Task to complete —
Take the entries below and reproduce them word for word.

Dataset records —
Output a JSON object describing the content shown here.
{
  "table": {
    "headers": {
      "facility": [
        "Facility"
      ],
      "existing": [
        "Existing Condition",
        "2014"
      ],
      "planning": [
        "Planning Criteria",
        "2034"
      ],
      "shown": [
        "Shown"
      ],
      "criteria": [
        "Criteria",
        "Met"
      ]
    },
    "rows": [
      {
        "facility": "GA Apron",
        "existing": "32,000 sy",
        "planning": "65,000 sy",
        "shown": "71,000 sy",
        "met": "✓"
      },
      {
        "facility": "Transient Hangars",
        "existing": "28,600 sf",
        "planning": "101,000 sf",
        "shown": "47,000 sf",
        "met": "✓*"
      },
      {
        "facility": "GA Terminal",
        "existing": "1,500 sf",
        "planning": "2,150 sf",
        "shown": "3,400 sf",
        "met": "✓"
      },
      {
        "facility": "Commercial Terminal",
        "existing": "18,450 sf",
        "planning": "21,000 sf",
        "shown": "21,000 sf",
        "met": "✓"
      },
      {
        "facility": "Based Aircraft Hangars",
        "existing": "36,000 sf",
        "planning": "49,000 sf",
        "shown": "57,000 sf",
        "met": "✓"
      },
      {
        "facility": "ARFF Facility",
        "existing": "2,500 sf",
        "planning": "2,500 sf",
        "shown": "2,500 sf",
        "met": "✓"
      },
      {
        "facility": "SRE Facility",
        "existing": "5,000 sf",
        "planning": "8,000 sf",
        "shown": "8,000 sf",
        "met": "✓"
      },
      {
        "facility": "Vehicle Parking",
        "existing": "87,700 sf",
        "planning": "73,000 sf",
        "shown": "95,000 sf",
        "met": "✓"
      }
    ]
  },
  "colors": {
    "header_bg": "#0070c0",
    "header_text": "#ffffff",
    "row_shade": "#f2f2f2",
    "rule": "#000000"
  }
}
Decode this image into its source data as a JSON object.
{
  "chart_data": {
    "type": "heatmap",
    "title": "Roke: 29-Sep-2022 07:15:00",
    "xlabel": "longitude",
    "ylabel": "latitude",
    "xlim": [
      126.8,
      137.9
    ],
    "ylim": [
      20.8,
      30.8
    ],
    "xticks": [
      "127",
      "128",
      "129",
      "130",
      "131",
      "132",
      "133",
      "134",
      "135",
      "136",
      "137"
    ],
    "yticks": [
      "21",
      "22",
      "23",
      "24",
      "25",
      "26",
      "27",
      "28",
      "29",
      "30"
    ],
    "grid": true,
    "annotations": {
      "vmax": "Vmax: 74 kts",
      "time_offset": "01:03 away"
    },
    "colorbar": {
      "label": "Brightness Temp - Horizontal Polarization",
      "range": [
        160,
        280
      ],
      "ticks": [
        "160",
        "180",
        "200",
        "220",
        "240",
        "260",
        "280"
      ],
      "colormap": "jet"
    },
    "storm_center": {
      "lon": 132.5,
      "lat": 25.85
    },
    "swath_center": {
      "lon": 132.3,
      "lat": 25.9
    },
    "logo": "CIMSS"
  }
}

Correct output —
Output a JSON object describing the content shown here.
{
  "table": {
    "headers": {
      "facility": [
        "Facility"
      ],
      "existing": [
        "Existing Condition",
        "2014"
      ],
      "planning": [
        "Planning Criteria",
        "2034"
      ],
      "shown": [
        "Shown"
      ],
      "criteria": [
        "Criteria",
        "Met"
      ]
    },
    "rows": [
      {
        "facility": "GA Apron",
        "existing": "32,000 sy",
        "planning": "65,000 sy",
        "shown": "71,000 sy",
        "met": "✓"
      },
      {
        "facility": "Transient Hangars",
        "existing": "28,600 sf",
        "planning": "101,000 sf",
        "shown": "47,000 sf",
        "met": "✓*"
      },
      {
        "facility": "GA Terminal",
        "existing": "1,500 sf",
        "planning": "2,150 sf",
        "shown": "3,400 sf",
        "met": "✓"
      },
      {
        "facility": "Commercial Terminal",
        "existing": "18,450 sf",
        "planning": "21,000 sf",
        "shown": "21,000 sf",
        "met": "✓"
      },
      {
        "facility": "Based Aircraft Hangars",
        "existing": "36,000 sf",
        "planning": "49,000 sf",
        "shown": "57,000 sf",
        "met": "✓"
      },
      {
        "facility": "ARFF Facility",
        "existing": "2,500 sf",
        "planning": "2,500 sf",
        "shown": "2,500 sf",
        "met": "✓"
      },
      {
        "facility": "SRE Facility",
        "existing": "5,000 sf",
        "planning": "8,000 sf",
        "shown": "8,000 sf",
        "met": "✓"
      },
      {
        "facility": "Vehicle Parking",
        "existing": "87,700 sf",
        "planning": "73,000 sf",
        "shown": "95,000 sf",
        "met": "✓"
      }
    ]
  },
  "colors": {
    "header_bg": "#0070c0",
    "header_text": "#ffffff",
    "row_shade": "#f2f2f2",
    "rule": "#000000"
  }
}
Decode this image into its source data as a JSON object.
{
  "chart_data": {
    "type": "heatmap",
    "title": "Roke: 29-Sep-2022 07:15:00",
    "xlabel": "longitude",
    "ylabel": "latitude",
    "xlim": [
      126.8,
      137.9
    ],
    "ylim": [
      20.8,
      30.8
    ],
    "xticks": [
      "127",
      "128",
      "129",
      "130",
      "131",
      "132",
      "133",
      "134",
      "135",
      "136",
      "137"
    ],
    "yticks": [
      "21",
      "22",
      "23",
      "24",
      "25",
      "26",
      "27",
      "28",
      "29",
      "30"
    ],
    "grid": true,
    "annotations": {
      "vmax": "Vmax: 74 kts",
      "time_offset": "01:03 away"
    },
    "colorbar": {
      "label": "Brightness Temp - Horizontal Polarization",
      "range": [
        160,
        280
      ],
      "ticks": [
        "160",
        "180",
        "200",
        "220",
        "240",
        "260",
        "280"
      ],
      "colormap": "jet"
    },
    "storm_center": {
      "lon": 132.5,
      "lat": 25.85
    },
    "swath_center": {
      "lon": 132.3,
      "lat": 25.9
    },
    "logo": "CIMSS"
  }
}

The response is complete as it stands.